■ WHAT THE TASK ASKS
Pick out each line of the records in which the word "cuenta" appears.

::::

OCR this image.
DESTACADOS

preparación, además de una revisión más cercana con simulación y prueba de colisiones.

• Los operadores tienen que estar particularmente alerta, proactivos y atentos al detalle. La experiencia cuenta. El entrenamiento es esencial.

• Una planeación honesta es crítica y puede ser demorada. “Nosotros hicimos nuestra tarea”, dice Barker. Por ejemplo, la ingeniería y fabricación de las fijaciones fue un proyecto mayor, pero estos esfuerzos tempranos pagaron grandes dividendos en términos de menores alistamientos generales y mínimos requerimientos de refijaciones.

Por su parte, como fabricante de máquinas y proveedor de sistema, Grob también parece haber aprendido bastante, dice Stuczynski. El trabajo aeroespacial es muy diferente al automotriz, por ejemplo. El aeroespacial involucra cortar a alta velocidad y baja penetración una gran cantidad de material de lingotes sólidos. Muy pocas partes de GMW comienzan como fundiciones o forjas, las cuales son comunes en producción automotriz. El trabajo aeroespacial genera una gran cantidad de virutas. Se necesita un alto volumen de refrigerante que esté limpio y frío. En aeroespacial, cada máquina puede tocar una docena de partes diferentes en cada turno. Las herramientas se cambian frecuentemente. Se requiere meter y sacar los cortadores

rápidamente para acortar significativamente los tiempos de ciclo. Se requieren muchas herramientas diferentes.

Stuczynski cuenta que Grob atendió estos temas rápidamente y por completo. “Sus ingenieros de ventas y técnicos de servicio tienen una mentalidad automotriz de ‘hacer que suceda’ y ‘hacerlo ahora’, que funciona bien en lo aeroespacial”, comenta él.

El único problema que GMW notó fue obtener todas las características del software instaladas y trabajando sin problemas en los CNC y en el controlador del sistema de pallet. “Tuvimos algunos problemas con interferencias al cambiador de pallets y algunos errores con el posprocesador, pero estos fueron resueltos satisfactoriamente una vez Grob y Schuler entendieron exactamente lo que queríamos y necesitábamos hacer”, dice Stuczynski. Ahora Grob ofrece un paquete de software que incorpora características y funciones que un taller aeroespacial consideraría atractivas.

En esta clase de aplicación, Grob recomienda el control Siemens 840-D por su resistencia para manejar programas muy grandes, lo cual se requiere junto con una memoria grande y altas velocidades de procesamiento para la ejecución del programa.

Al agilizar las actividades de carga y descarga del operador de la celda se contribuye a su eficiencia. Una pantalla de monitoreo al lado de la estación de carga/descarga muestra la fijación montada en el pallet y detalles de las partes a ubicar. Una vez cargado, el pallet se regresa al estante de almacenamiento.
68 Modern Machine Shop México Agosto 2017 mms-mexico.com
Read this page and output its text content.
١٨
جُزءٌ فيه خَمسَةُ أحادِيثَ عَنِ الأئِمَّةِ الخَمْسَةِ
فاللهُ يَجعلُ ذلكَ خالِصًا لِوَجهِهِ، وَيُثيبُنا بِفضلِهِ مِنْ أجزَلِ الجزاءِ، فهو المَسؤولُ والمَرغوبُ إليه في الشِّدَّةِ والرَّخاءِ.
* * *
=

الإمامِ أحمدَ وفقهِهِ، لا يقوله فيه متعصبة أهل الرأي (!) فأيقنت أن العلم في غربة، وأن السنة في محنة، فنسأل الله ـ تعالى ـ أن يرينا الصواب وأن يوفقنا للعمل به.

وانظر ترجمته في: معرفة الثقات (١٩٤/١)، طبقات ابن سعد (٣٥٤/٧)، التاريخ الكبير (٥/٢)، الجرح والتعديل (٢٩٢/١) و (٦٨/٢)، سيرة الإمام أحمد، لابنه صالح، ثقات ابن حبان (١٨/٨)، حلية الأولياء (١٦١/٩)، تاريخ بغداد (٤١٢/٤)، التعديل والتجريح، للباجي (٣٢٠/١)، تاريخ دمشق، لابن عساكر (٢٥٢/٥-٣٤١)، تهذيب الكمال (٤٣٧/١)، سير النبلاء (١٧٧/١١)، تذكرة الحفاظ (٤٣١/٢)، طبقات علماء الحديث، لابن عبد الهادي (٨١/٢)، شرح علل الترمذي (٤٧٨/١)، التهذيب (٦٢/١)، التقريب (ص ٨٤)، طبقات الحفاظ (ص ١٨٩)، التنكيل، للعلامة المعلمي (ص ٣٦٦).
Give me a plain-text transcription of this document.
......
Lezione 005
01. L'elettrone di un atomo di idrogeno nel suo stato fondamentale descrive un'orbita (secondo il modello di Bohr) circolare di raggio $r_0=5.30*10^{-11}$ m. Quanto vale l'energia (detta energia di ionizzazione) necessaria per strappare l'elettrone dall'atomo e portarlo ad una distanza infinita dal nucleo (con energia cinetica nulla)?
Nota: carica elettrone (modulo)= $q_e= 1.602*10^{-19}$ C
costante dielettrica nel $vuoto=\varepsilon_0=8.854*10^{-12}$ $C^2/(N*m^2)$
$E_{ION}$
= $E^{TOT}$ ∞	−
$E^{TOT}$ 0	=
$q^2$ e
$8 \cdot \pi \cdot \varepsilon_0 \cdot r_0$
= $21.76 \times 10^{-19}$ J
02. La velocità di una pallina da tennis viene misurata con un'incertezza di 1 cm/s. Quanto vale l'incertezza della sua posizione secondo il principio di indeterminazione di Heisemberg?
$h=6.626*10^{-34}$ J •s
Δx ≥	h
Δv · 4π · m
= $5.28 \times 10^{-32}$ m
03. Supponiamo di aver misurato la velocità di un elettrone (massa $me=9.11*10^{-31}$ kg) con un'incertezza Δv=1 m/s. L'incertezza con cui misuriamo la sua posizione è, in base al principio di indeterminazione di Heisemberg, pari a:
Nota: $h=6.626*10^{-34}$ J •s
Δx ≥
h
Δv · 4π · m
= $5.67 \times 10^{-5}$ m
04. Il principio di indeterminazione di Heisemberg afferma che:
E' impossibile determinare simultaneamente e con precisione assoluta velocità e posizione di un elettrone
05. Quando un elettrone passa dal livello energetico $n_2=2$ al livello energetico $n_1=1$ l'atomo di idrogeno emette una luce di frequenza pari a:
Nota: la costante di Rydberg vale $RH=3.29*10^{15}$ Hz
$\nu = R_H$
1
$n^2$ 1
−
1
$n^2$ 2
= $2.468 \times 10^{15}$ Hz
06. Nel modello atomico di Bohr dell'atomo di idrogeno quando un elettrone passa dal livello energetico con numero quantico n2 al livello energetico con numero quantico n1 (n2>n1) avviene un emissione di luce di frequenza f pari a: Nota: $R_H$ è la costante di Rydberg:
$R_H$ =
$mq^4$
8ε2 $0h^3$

::::

■ WORKED ANSWER
• Los operadores tienen que estar particularmente alerta, proactivos y atentos al detalle. La experiencia cuenta. El entrenamiento es esencial.
Stuczynski cuenta que Grob atendió estos temas rápidamente y por completo. “Sus ingenieros de ventas y técnicos de servicio tienen una mentalidad automotriz de ‘hacer que suceda’ y ‘hacerlo ahora’, que funciona bien en lo aeroespacial”, comenta él.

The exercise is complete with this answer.